[Start]

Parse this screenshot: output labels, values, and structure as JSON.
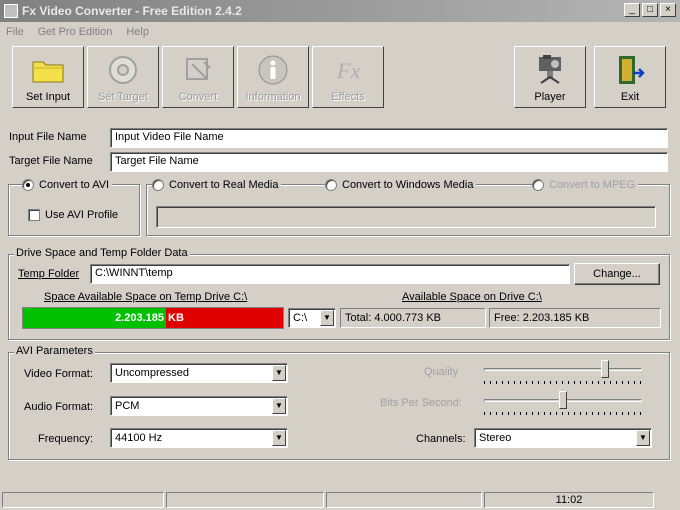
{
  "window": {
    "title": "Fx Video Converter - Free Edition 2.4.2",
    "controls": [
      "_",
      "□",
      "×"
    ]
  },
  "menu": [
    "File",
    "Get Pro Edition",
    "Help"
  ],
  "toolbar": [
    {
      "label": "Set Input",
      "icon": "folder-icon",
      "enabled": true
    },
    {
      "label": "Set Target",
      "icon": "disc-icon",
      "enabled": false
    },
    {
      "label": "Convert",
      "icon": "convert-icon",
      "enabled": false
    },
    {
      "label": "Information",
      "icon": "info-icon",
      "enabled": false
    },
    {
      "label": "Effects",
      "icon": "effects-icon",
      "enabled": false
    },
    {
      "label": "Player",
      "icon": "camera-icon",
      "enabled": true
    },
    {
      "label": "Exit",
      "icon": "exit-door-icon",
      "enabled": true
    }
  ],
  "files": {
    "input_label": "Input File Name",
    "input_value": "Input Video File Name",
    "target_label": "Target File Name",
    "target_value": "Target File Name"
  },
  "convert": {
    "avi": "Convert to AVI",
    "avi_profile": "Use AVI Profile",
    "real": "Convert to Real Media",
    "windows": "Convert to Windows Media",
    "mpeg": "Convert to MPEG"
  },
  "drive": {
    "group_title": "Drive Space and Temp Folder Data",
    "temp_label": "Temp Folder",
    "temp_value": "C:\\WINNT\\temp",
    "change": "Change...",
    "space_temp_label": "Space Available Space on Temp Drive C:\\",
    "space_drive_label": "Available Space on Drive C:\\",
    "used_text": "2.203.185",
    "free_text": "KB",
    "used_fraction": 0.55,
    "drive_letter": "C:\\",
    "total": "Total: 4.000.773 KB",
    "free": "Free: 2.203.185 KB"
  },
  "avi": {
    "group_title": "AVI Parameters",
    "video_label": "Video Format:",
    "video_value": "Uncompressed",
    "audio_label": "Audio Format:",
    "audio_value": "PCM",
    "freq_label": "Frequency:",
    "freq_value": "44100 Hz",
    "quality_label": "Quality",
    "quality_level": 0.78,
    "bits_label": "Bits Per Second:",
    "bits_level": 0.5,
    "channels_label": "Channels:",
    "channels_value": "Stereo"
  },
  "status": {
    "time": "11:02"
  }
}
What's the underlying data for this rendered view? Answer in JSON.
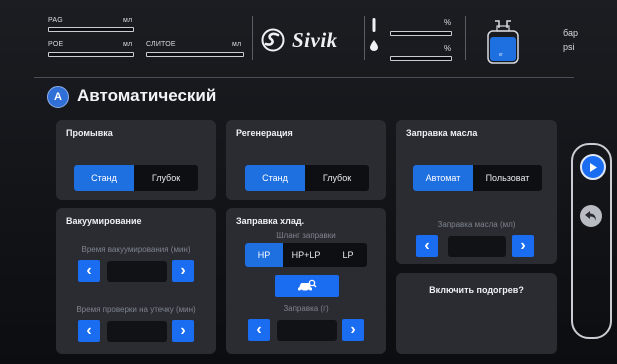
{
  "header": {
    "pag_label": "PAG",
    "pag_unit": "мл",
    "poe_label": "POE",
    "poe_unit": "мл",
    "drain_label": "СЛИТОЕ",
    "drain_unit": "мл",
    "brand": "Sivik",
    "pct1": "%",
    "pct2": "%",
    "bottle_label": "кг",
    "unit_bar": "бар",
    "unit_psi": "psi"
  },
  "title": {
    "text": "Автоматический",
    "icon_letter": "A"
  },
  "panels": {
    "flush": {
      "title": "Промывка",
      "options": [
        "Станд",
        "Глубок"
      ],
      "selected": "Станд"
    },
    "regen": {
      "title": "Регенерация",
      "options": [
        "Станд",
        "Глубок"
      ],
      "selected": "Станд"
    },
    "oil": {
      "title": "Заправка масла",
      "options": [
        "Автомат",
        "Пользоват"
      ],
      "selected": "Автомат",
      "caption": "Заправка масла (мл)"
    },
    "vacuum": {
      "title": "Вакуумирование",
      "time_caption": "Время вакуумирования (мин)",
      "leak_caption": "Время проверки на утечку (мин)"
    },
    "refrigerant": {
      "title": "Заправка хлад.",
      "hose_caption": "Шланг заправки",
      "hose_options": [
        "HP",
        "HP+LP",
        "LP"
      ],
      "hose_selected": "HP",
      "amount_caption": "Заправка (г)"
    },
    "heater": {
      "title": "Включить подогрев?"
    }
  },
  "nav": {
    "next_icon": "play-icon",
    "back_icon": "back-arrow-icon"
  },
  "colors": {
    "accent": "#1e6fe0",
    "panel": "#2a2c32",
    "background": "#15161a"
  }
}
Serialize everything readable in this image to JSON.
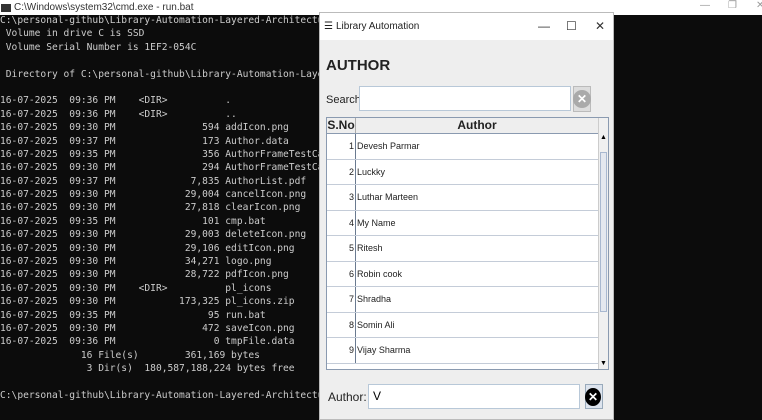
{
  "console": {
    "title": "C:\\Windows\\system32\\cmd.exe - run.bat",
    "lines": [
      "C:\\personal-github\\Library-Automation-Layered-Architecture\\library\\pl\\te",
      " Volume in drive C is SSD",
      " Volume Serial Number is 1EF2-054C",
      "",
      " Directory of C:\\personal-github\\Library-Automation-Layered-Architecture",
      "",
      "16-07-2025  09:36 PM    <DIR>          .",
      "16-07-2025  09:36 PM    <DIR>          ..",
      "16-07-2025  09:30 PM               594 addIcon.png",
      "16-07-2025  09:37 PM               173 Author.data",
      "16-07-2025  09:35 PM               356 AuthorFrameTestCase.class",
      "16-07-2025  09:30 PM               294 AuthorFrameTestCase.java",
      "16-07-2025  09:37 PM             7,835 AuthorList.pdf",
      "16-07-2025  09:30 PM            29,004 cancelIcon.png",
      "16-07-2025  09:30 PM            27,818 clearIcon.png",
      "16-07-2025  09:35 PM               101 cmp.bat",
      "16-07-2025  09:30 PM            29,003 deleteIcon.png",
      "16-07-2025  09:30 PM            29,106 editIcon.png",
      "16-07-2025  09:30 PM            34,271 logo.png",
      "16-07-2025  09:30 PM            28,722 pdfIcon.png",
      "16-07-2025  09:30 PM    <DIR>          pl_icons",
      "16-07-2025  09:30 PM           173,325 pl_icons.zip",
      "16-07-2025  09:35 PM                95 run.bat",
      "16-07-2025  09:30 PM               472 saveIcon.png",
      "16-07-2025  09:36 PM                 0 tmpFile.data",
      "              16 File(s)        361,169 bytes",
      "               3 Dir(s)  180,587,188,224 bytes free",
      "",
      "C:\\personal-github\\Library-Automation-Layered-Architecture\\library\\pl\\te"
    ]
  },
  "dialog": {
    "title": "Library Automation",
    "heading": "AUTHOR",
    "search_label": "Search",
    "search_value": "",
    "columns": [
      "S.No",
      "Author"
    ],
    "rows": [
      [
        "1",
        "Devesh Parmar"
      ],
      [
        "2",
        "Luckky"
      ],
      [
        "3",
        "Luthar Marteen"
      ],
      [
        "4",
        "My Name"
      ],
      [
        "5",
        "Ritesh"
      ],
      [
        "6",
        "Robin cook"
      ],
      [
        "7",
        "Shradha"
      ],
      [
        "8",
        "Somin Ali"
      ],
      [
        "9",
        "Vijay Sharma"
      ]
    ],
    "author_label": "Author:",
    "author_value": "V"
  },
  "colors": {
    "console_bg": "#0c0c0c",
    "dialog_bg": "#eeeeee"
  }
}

[End]

**What to work on:** All of the data above should be transcribed verbatim, with pictures omitted.

**Solution to the exercise:**
Parse this screenshot: output labels, values, and structure as JSON.
{
  "window": {
    "title": "Fx Video Converter - Free Edition 2.4.2",
    "controls": [
      "_",
      "□",
      "×"
    ]
  },
  "menu": [
    "File",
    "Get Pro Edition",
    "Help"
  ],
  "toolbar": [
    {
      "label": "Set Input",
      "icon": "folder-icon",
      "enabled": true
    },
    {
      "label": "Set Target",
      "icon": "disc-icon",
      "enabled": false
    },
    {
      "label": "Convert",
      "icon": "convert-icon",
      "enabled": false
    },
    {
      "label": "Information",
      "icon": "info-icon",
      "enabled": false
    },
    {
      "label": "Effects",
      "icon": "effects-icon",
      "enabled": false
    },
    {
      "label": "Player",
      "icon": "camera-icon",
      "enabled": true
    },
    {
      "label": "Exit",
      "icon": "exit-door-icon",
      "enabled": true
    }
  ],
  "files": {
    "input_label": "Input File Name",
    "input_value": "Input Video File Name",
    "target_label": "Target File Name",
    "target_value": "Target File Name"
  },
  "convert": {
    "avi": "Convert to AVI",
    "avi_profile": "Use AVI Profile",
    "real": "Convert to Real Media",
    "windows": "Convert to Windows Media",
    "mpeg": "Convert to MPEG"
  },
  "drive": {
    "group_title": "Drive Space and Temp Folder Data",
    "temp_label": "Temp Folder",
    "temp_value": "C:\\WINNT\\temp",
    "change": "Change...",
    "space_temp_label": "Space Available Space on Temp Drive C:\\",
    "space_drive_label": "Available Space on Drive C:\\",
    "used_text": "2.203.185",
    "free_text": "KB",
    "used_fraction": 0.55,
    "drive_letter": "C:\\",
    "total": "Total: 4.000.773 KB",
    "free": "Free: 2.203.185 KB"
  },
  "avi": {
    "group_title": "AVI Parameters",
    "video_label": "Video Format:",
    "video_value": "Uncompressed",
    "audio_label": "Audio Format:",
    "audio_value": "PCM",
    "freq_label": "Frequency:",
    "freq_value": "44100 Hz",
    "quality_label": "Quality",
    "quality_level": 0.78,
    "bits_label": "Bits Per Second:",
    "bits_level": 0.5,
    "channels_label": "Channels:",
    "channels_value": "Stereo"
  },
  "status": {
    "time": "11:02"
  }
}
What's the underlying data for this rendered view? Answer in JSON.
{
  "header": {
    "pag_label": "PAG",
    "pag_unit": "мл",
    "poe_label": "POE",
    "poe_unit": "мл",
    "drain_label": "СЛИТОЕ",
    "drain_unit": "мл",
    "brand": "Sivik",
    "pct1": "%",
    "pct2": "%",
    "bottle_label": "кг",
    "unit_bar": "бар",
    "unit_psi": "psi"
  },
  "title": {
    "text": "Автоматический",
    "icon_letter": "A"
  },
  "panels": {
    "flush": {
      "title": "Промывка",
      "options": [
        "Станд",
        "Глубок"
      ],
      "selected": "Станд"
    },
    "regen": {
      "title": "Регенерация",
      "options": [
        "Станд",
        "Глубок"
      ],
      "selected": "Станд"
    },
    "oil": {
      "title": "Заправка масла",
      "options": [
        "Автомат",
        "Пользоват"
      ],
      "selected": "Автомат",
      "caption": "Заправка масла (мл)"
    },
    "vacuum": {
      "title": "Вакуумирование",
      "time_caption": "Время вакуумирования (мин)",
      "leak_caption": "Время проверки на утечку (мин)"
    },
    "refrigerant": {
      "title": "Заправка хлад.",
      "hose_caption": "Шланг заправки",
      "hose_options": [
        "HP",
        "HP+LP",
        "LP"
      ],
      "hose_selected": "HP",
      "amount_caption": "Заправка (г)"
    },
    "heater": {
      "title": "Включить подогрев?"
    }
  },
  "nav": {
    "next_icon": "play-icon",
    "back_icon": "back-arrow-icon"
  },
  "colors": {
    "accent": "#1e6fe0",
    "panel": "#2a2c32",
    "background": "#15161a"
  }
}
Serialize everything readable in this image to JSON.
{
  "console": {
    "title": "C:\\Windows\\system32\\cmd.exe - run.bat",
    "lines": [
      "C:\\personal-github\\Library-Automation-Layered-Architecture\\library\\pl\\te",
      " Volume in drive C is SSD",
      " Volume Serial Number is 1EF2-054C",
      "",
      " Directory of C:\\personal-github\\Library-Automation-Layered-Architecture",
      "",
      "16-07-2025  09:36 PM    <DIR>          .",
      "16-07-2025  09:36 PM    <DIR>          ..",
      "16-07-2025  09:30 PM               594 addIcon.png",
      "16-07-2025  09:37 PM               173 Author.data",
      "16-07-2025  09:35 PM               356 AuthorFrameTestCase.class",
      "16-07-2025  09:30 PM               294 AuthorFrameTestCase.java",
      "16-07-2025  09:37 PM             7,835 AuthorList.pdf",
      "16-07-2025  09:30 PM            29,004 cancelIcon.png",
      "16-07-2025  09:30 PM            27,818 clearIcon.png",
      "16-07-2025  09:35 PM               101 cmp.bat",
      "16-07-2025  09:30 PM            29,003 deleteIcon.png",
      "16-07-2025  09:30 PM            29,106 editIcon.png",
      "16-07-2025  09:30 PM            34,271 logo.png",
      "16-07-2025  09:30 PM            28,722 pdfIcon.png",
      "16-07-2025  09:30 PM    <DIR>          pl_icons",
      "16-07-2025  09:30 PM           173,325 pl_icons.zip",
      "16-07-2025  09:35 PM                95 run.bat",
      "16-07-2025  09:30 PM               472 saveIcon.png",
      "16-07-2025  09:36 PM                 0 tmpFile.data",
      "              16 File(s)        361,169 bytes",
      "               3 Dir(s)  180,587,188,224 bytes free",
      "",
      "C:\\personal-github\\Library-Automation-Layered-Architecture\\library\\pl\\te"
    ]
  },
  "dialog": {
    "title": "Library Automation",
    "heading": "AUTHOR",
    "search_label": "Search",
    "search_value": "",
    "columns": [
      "S.No",
      "Author"
    ],
    "rows": [
      [
        "1",
        "Devesh Parmar"
      ],
      [
        "2",
        "Luckky"
      ],
      [
        "3",
        "Luthar Marteen"
      ],
      [
        "4",
        "My Name"
      ],
      [
        "5",
        "Ritesh"
      ],
      [
        "6",
        "Robin cook"
      ],
      [
        "7",
        "Shradha"
      ],
      [
        "8",
        "Somin Ali"
      ],
      [
        "9",
        "Vijay Sharma"
      ]
    ],
    "author_label": "Author:",
    "author_value": "V"
  },
  "colors": {
    "console_bg": "#0c0c0c",
    "dialog_bg": "#eeeeee"
  }
}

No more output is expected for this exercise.